### MATERIAL PROVIDED
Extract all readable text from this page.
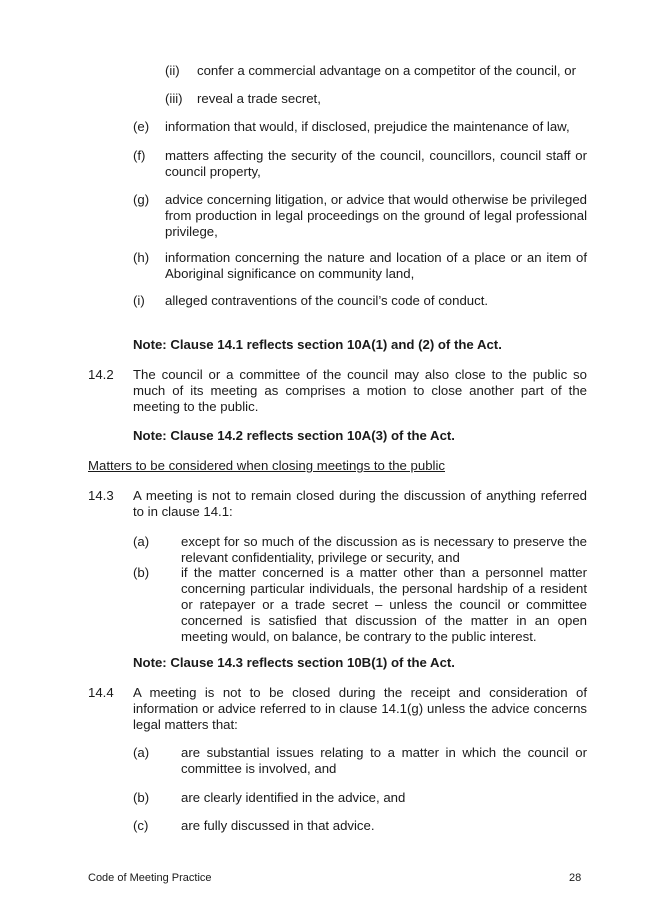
(ii) confer a commercial advantage on a competitor of the council, or
(iii) reveal a trade secret,
(e) information that would, if disclosed, prejudice the maintenance of law,
(f) matters affecting the security of the council, councillors, council staff or council property,
(g) advice concerning litigation, or advice that would otherwise be privileged from production in legal proceedings on the ground of legal professional privilege,
(h) information concerning the nature and location of a place or an item of Aboriginal significance on community land,
(i) alleged contraventions of the council’s code of conduct.
Note: Clause 14.1 reflects section 10A(1) and (2) of the Act.
14.2 The council or a committee of the council may also close to the public so much of its meeting as comprises a motion to close another part of the meeting to the public.
Note: Clause 14.2 reflects section 10A(3) of the Act.
Matters to be considered when closing meetings to the public
14.3 A meeting is not to remain closed during the discussion of anything referred to in clause 14.1:
(a) except for so much of the discussion as is necessary to preserve the relevant confidentiality, privilege or security, and
(b) if the matter concerned is a matter other than a personnel matter concerning particular individuals, the personal hardship of a resident or ratepayer or a trade secret – unless the council or committee concerned is satisfied that discussion of the matter in an open meeting would, on balance, be contrary to the public interest.
Note: Clause 14.3 reflects section 10B(1) of the Act.
14.4 A meeting is not to be closed during the receipt and consideration of information or advice referred to in clause 14.1(g) unless the advice concerns legal matters that:
(a) are substantial issues relating to a matter in which the council or committee is involved, and
(b) are clearly identified in the advice, and
(c) are fully discussed in that advice.
Code of Meeting Practice	28
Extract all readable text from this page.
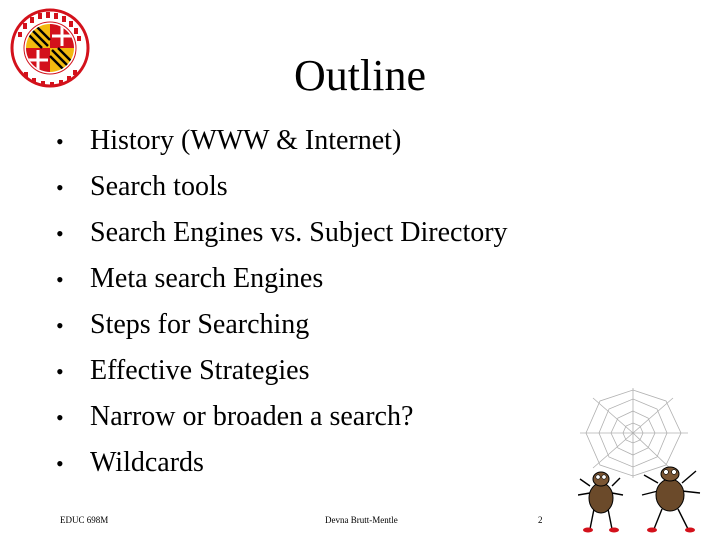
Outline
• History (WWW & Internet)
• Search tools
• Search Engines vs. Subject Directory
• Meta search Engines
• Steps for Searching
• Effective Strategies
• Narrow or broaden a search?
• Wildcards
EDUC 698M	Devna Brutt-Mentle	2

### WORK REQUIRED
Write out all the entries exactly, except for the pictures.

### THE REPLY
Extract all readable text from this page.
(ii) confer a commercial advantage on a competitor of the council, or
(iii) reveal a trade secret,
(e) information that would, if disclosed, prejudice the maintenance of law,
(f) matters affecting the security of the council, councillors, council staff or council property,
(g) advice concerning litigation, or advice that would otherwise be privileged from production in legal proceedings on the ground of legal professional privilege,
(h) information concerning the nature and location of a place or an item of Aboriginal significance on community land,
(i) alleged contraventions of the council’s code of conduct.
Note: Clause 14.1 reflects section 10A(1) and (2) of the Act.
14.2 The council or a committee of the council may also close to the public so much of its meeting as comprises a motion to close another part of the meeting to the public.
Note: Clause 14.2 reflects section 10A(3) of the Act.
Matters to be considered when closing meetings to the public
14.3 A meeting is not to remain closed during the discussion of anything referred to in clause 14.1:
(a) except for so much of the discussion as is necessary to preserve the relevant confidentiality, privilege or security, and
(b) if the matter concerned is a matter other than a personnel matter concerning particular individuals, the personal hardship of a resident or ratepayer or a trade secret – unless the council or committee concerned is satisfied that discussion of the matter in an open meeting would, on balance, be contrary to the public interest.
Note: Clause 14.3 reflects section 10B(1) of the Act.
14.4 A meeting is not to be closed during the receipt and consideration of information or advice referred to in clause 14.1(g) unless the advice concerns legal matters that:
(a) are substantial issues relating to a matter in which the council or committee is involved, and
(b) are clearly identified in the advice, and
(c) are fully discussed in that advice.
Code of Meeting Practice	28
Extract all readable text from this page.
Outline
• History (WWW & Internet)
• Search tools
• Search Engines vs. Subject Directory
• Meta search Engines
• Steps for Searching
• Effective Strategies
• Narrow or broaden a search?
• Wildcards
EDUC 698M	Devna Brutt-Mentle	2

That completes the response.